WRITTEN INSTRUCTION =>
Arrange every line of the material from the line containing "For every button, label, input, icon, or" down to the line containing "nav-item[interactable]: コンセプト [186, 12, 226, 22]", both included, as a JSON list of strings with one string per line and no blank lines.

INPUT RECORDS =>
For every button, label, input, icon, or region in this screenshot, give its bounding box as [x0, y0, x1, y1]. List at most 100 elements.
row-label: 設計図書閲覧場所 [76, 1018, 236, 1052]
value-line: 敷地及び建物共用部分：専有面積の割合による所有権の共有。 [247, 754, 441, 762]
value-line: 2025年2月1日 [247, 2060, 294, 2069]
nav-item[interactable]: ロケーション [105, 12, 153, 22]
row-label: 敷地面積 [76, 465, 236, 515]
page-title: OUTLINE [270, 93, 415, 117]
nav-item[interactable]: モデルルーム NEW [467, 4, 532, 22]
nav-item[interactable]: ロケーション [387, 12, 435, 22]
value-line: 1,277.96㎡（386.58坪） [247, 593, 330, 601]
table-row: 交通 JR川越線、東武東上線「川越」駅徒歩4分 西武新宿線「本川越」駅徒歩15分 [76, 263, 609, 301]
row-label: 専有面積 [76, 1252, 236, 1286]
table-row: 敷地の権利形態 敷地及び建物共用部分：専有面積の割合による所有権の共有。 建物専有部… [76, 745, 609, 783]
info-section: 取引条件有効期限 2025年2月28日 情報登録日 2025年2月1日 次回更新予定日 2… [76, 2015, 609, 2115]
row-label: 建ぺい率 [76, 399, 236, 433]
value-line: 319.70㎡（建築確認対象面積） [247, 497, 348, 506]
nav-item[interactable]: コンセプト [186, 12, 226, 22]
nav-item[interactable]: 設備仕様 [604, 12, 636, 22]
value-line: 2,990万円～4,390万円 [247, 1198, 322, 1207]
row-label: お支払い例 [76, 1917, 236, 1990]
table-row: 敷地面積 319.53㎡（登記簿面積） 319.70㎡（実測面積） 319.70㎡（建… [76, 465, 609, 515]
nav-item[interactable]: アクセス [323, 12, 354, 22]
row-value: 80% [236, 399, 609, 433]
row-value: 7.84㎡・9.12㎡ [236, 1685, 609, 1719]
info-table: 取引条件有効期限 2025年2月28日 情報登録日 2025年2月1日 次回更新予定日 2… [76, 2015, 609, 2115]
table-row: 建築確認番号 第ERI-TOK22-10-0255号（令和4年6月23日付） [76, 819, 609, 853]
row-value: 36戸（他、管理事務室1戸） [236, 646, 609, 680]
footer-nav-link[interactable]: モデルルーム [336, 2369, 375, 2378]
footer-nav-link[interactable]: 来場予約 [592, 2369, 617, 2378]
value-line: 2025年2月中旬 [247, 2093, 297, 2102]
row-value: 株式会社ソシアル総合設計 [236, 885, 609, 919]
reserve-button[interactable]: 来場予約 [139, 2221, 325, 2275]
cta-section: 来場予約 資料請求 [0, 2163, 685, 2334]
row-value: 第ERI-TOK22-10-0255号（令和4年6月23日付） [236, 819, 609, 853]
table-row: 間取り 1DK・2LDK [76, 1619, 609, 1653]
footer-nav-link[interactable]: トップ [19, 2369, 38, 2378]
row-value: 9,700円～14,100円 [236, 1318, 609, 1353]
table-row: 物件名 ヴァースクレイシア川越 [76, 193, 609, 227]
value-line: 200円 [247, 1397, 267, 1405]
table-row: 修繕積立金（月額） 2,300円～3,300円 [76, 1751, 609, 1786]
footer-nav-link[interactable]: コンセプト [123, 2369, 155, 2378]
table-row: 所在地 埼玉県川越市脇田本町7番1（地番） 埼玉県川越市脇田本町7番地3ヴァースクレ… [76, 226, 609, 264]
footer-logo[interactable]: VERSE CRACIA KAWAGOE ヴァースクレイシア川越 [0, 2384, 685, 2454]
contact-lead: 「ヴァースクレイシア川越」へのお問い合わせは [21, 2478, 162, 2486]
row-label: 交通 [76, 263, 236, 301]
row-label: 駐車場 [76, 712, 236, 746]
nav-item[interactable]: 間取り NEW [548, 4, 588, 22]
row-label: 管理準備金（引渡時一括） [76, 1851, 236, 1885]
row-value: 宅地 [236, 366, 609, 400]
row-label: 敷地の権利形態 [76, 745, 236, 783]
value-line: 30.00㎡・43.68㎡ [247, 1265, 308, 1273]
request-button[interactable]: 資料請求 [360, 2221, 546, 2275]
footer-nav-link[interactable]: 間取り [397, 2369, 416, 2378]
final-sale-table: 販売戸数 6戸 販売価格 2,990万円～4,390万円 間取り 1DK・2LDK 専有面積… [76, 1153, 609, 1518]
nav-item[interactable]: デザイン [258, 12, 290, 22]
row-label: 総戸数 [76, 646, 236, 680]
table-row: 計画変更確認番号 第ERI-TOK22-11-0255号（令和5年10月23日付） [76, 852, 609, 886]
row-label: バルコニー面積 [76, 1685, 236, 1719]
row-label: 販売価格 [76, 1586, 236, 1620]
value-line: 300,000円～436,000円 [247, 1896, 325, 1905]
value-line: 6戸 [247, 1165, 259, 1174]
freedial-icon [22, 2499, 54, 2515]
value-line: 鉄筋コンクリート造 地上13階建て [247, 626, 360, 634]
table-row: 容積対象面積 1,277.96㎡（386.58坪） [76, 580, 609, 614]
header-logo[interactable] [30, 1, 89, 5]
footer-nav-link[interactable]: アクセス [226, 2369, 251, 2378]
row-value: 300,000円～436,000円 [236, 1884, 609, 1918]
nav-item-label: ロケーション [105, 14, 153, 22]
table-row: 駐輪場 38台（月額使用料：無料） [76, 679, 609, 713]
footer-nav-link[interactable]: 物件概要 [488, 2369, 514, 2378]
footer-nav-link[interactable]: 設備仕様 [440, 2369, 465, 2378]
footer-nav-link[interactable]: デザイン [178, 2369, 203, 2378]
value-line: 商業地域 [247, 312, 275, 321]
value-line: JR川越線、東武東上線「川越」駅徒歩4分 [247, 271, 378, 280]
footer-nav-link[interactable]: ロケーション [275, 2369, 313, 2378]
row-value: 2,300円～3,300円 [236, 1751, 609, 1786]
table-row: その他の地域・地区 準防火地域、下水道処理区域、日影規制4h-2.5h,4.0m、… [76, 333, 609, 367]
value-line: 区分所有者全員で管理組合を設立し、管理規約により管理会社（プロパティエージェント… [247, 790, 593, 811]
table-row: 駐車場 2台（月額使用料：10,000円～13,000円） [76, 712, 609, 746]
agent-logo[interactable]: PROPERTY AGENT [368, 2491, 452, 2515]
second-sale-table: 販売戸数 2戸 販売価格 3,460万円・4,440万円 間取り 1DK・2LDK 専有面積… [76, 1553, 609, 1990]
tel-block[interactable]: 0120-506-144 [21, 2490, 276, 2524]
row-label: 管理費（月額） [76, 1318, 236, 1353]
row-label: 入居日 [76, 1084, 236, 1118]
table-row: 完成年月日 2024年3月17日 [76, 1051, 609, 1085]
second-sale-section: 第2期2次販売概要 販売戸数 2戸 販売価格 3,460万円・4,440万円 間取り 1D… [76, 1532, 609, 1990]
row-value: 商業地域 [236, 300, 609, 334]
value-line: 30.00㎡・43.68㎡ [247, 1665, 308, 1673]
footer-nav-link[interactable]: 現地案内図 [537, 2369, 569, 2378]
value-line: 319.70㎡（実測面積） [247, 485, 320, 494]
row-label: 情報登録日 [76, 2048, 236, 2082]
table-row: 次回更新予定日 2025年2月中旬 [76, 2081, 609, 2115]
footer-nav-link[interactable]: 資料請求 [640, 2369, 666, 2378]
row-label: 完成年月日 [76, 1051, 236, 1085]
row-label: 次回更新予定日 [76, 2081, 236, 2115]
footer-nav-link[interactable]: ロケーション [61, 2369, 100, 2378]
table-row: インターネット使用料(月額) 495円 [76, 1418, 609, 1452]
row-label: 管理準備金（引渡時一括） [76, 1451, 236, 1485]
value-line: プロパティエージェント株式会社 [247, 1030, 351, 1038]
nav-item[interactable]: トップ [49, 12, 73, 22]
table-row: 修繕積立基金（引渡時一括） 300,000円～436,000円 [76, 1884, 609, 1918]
==
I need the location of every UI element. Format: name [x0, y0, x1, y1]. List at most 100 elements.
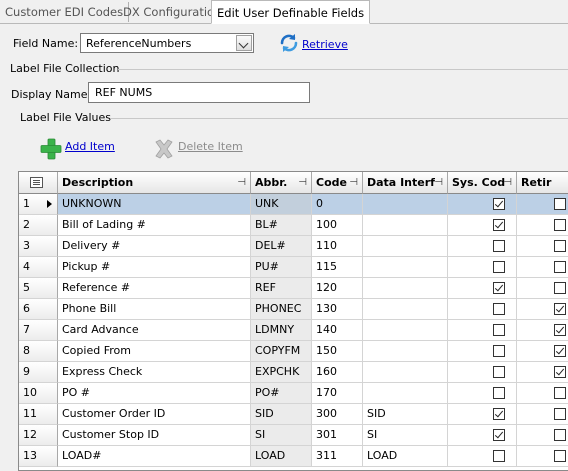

WRITTEN RESPONSE =>
[
  "For every button, label, input, icon, or region in this screenshot, give its bounding box as [x0, y0, x1, y1]. List at most 100 elements.",
  "row-label: 設計図書閲覧場所 [76, 1018, 236, 1052]",
  "value-line: 敷地及び建物共用部分：専有面積の割合による所有権の共有。 [247, 754, 441, 762]",
  "value-line: 2025年2月1日 [247, 2060, 294, 2069]",
  "nav-item[interactable]: ロケーション [105, 12, 153, 22]",
  "row-label: 敷地面積 [76, 465, 236, 515]",
  "page-title: OUTLINE [270, 93, 415, 117]",
  "nav-item[interactable]: モデルルーム NEW [467, 4, 532, 22]",
  "nav-item[interactable]: ロケーション [387, 12, 435, 22]",
  "value-line: 1,277.96㎡（386.58坪） [247, 593, 330, 601]",
  "table-row: 交通 JR川越線、東武東上線「川越」駅徒歩4分 西武新宿線「本川越」駅徒歩15分 [76, 263, 609, 301]",
  "row-label: 専有面積 [76, 1252, 236, 1286]",
  "table-row: 敷地の権利形態 敷地及び建物共用部分：専有面積の割合による所有権の共有。 建物専有部… [76, 745, 609, 783]",
  "info-section: 取引条件有効期限 2025年2月28日 情報登録日 2025年2月1日 次回更新予定日 2… [76, 2015, 609, 2115]",
  "row-label: 建ぺい率 [76, 399, 236, 433]",
  "value-line: 319.70㎡（建築確認対象面積） [247, 497, 348, 506]",
  "nav-item[interactable]: コンセプト [186, 12, 226, 22]"
]